* [Problem details]:
Look through the records below, and copy out every line that holds the string "title".

* [Working data]:
+ + + +
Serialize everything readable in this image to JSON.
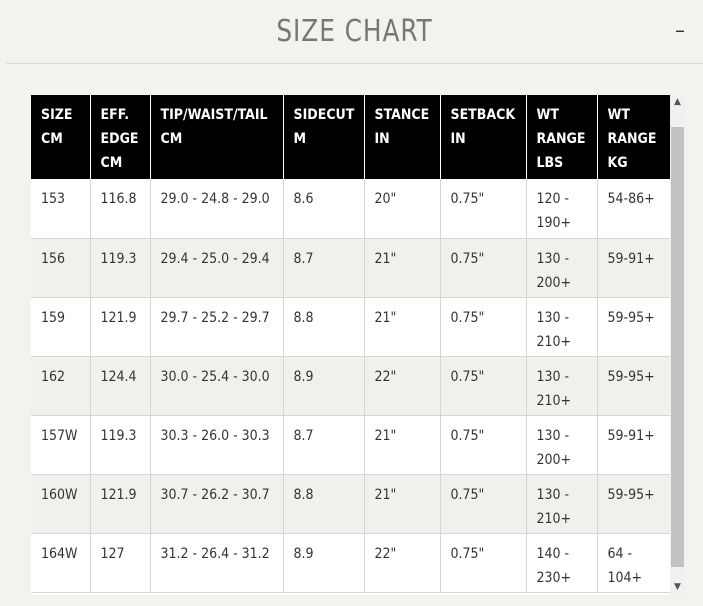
{
  "header": {
    "title": "SIZE CHART",
    "collapse_symbol": "–"
  },
  "table": {
    "columns": [
      [
        "SIZE",
        "CM"
      ],
      [
        "EFF.",
        "EDGE",
        "CM"
      ],
      [
        "TIP/WAIST/TAIL",
        "CM"
      ],
      [
        "SIDECUT",
        "M"
      ],
      [
        "STANCE",
        "IN"
      ],
      [
        "SETBACK",
        "IN"
      ],
      [
        "WT",
        "RANGE",
        "LBS"
      ],
      [
        "WT",
        "RANGE",
        "KG"
      ]
    ],
    "rows": [
      [
        "153",
        "116.8",
        "29.0 - 24.8 - 29.0",
        "8.6",
        "20\"",
        "0.75\"",
        "120 - 190+",
        "54-86+"
      ],
      [
        "156",
        "119.3",
        "29.4 - 25.0 - 29.4",
        "8.7",
        "21\"",
        "0.75\"",
        "130 - 200+",
        "59-91+"
      ],
      [
        "159",
        "121.9",
        "29.7 - 25.2 - 29.7",
        "8.8",
        "21\"",
        "0.75\"",
        "130 - 210+",
        "59-95+"
      ],
      [
        "162",
        "124.4",
        "30.0 - 25.4 - 30.0",
        "8.9",
        "22\"",
        "0.75\"",
        "130 - 210+",
        "59-95+"
      ],
      [
        "157W",
        "119.3",
        "30.3 - 26.0 - 30.3",
        "8.7",
        "21\"",
        "0.75\"",
        "130 - 200+",
        "59-91+"
      ],
      [
        "160W",
        "121.9",
        "30.7 - 26.2 - 30.7",
        "8.8",
        "21\"",
        "0.75\"",
        "130 - 210+",
        "59-95+"
      ],
      [
        "164W",
        "127",
        "31.2 - 26.4 - 31.2",
        "8.9",
        "22\"",
        "0.75\"",
        "140 - 230+",
        "64 - 104+"
      ]
    ]
  },
  "scrollbar": {
    "up_icon": "▲",
    "down_icon": "▼"
  },
  "colors": {
    "header_bg": "#000000",
    "row_alt": "#f1f1ec",
    "title": "#777777"
  }
}
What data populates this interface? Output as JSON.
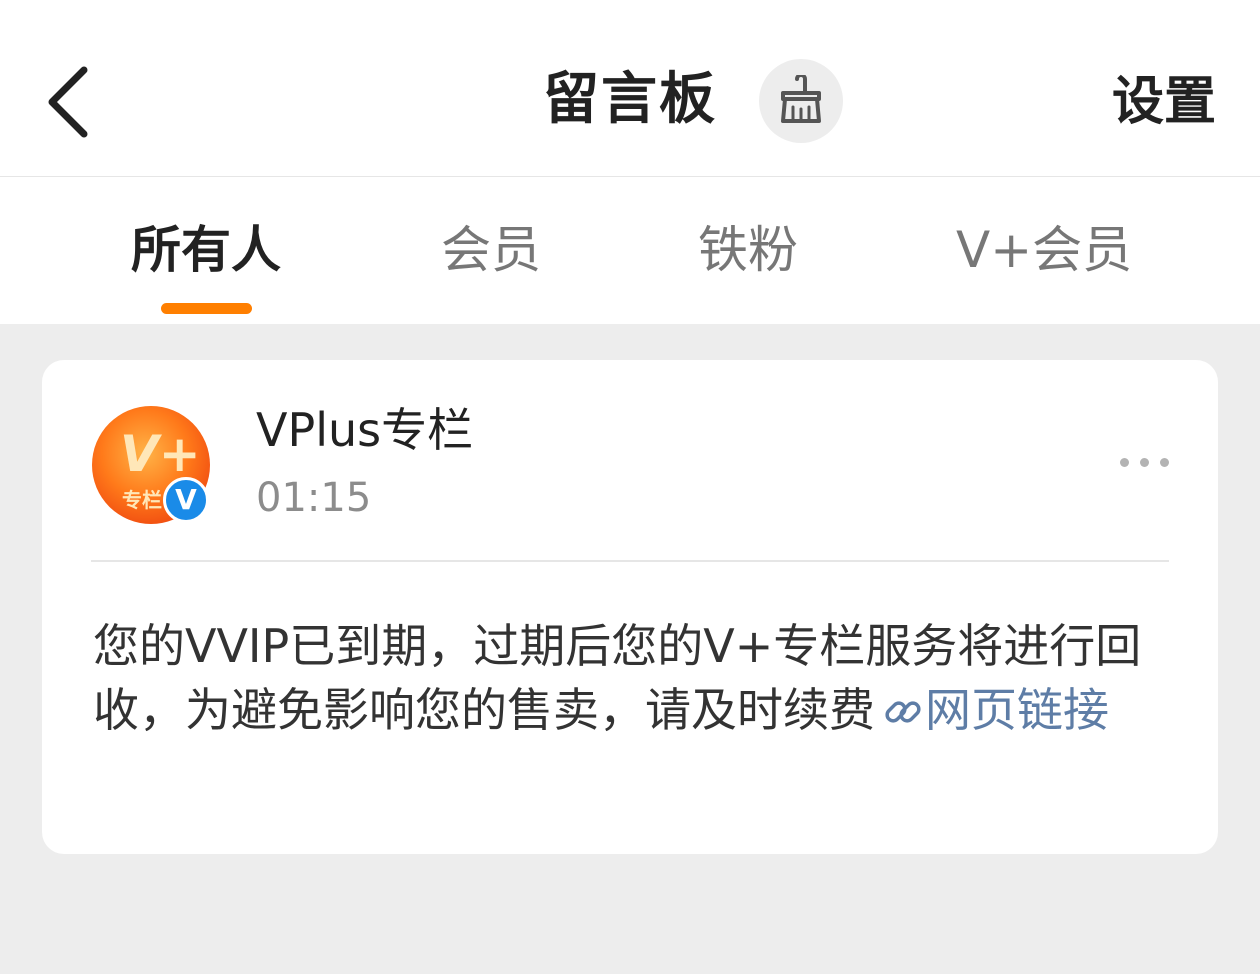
{
  "header": {
    "title": "留言板",
    "settings_label": "设置",
    "back_icon": "back-chevron-icon",
    "clear_icon": "broom-icon"
  },
  "tabs": [
    {
      "label": "所有人",
      "active": true
    },
    {
      "label": "会员",
      "active": false
    },
    {
      "label": "铁粉",
      "active": false
    },
    {
      "label": "V+会员",
      "active": false
    }
  ],
  "colors": {
    "accent": "#ff7f00",
    "link": "#5e7da6",
    "verified": "#1a8be8",
    "background": "#ededed"
  },
  "message": {
    "sender_name": "VPlus专栏",
    "time": "01:15",
    "avatar_logo_text": "V+",
    "avatar_sub_text": "专栏",
    "verified_badge": "V",
    "more_icon": "more-dots-icon",
    "body_text": "您的VVIP已到期，过期后您的V+专栏服务将进行回收，为避免影响您的售卖，请及时续费",
    "link_icon": "link-icon",
    "link_text": "网页链接"
  }
}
+ + + +
* [Task answer]:
    "title": "SIZE CHART",
    "title": "#777777"
    "title": "留言板",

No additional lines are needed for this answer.